▶ Problem:
The entries below are to be transcribed in full, without their images.

▶ Given records:
------------------------------------------------

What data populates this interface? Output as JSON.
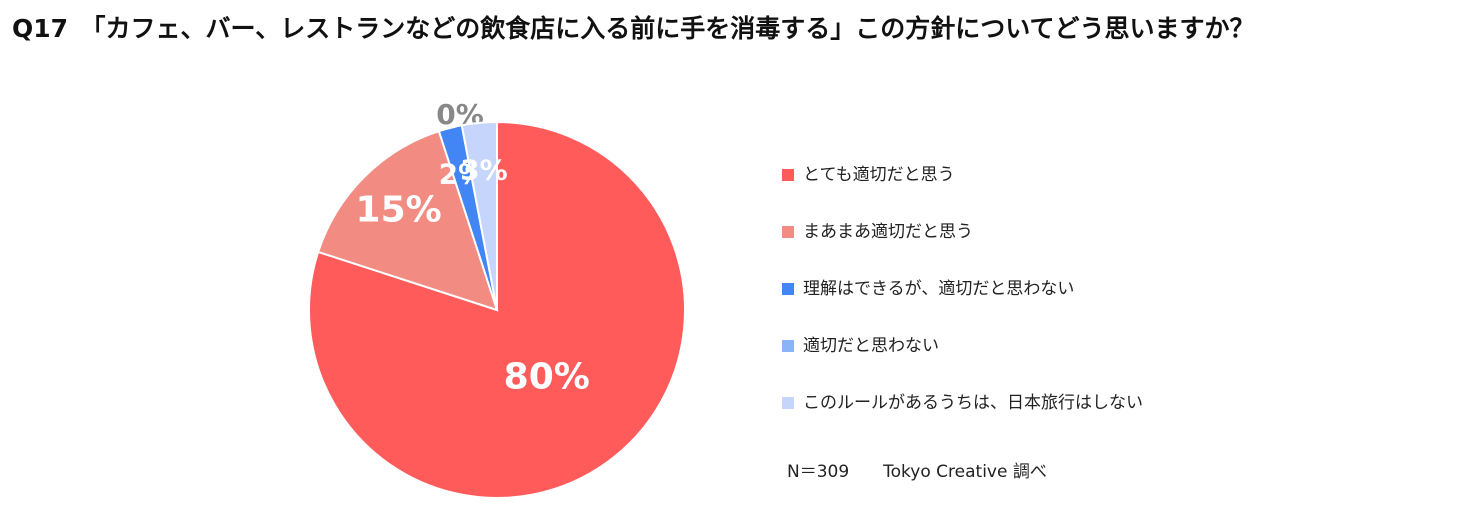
{
  "chart_data": {
    "type": "pie",
    "title": "Q17　「カフェ、バー、レストランなどの飲食店に入る前に手を消毒する」この方針についてどう思いますか？",
    "categories": [
      "とても適切だと思う",
      "まあまあ適切だと思う",
      "理解はできるが、適切だと思わない",
      "適切だと思わない",
      "このルールがあるうちは、日本旅行はしない"
    ],
    "values": [
      80,
      15,
      2,
      0,
      3
    ],
    "value_labels": [
      "80%",
      "15%",
      "2%",
      "0%",
      "3%"
    ],
    "colors": [
      "#ff5b5b",
      "#f28b82",
      "#4285f4",
      "#8ab4f8",
      "#c6d5fb"
    ],
    "note": "N＝309　　Tokyo Creative 調べ"
  }
}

------------------------------------------------

▶ Finished answer:
What data populates this interface? Output as JSON.
{
  "chart_data": {
    "type": "pie",
    "title": "Q17　「カフェ、バー、レストランなどの飲食店に入る前に手を消毒する」この方針についてどう思いますか？",
    "categories": [
      "とても適切だと思う",
      "まあまあ適切だと思う",
      "理解はできるが、適切だと思わない",
      "適切だと思わない",
      "このルールがあるうちは、日本旅行はしない"
    ],
    "values": [
      80,
      15,
      2,
      0,
      3
    ],
    "value_labels": [
      "80%",
      "15%",
      "2%",
      "0%",
      "3%"
    ],
    "colors": [
      "#ff5b5b",
      "#f28b82",
      "#4285f4",
      "#8ab4f8",
      "#c6d5fb"
    ],
    "note": "N＝309　　Tokyo Creative 調べ"
  }
}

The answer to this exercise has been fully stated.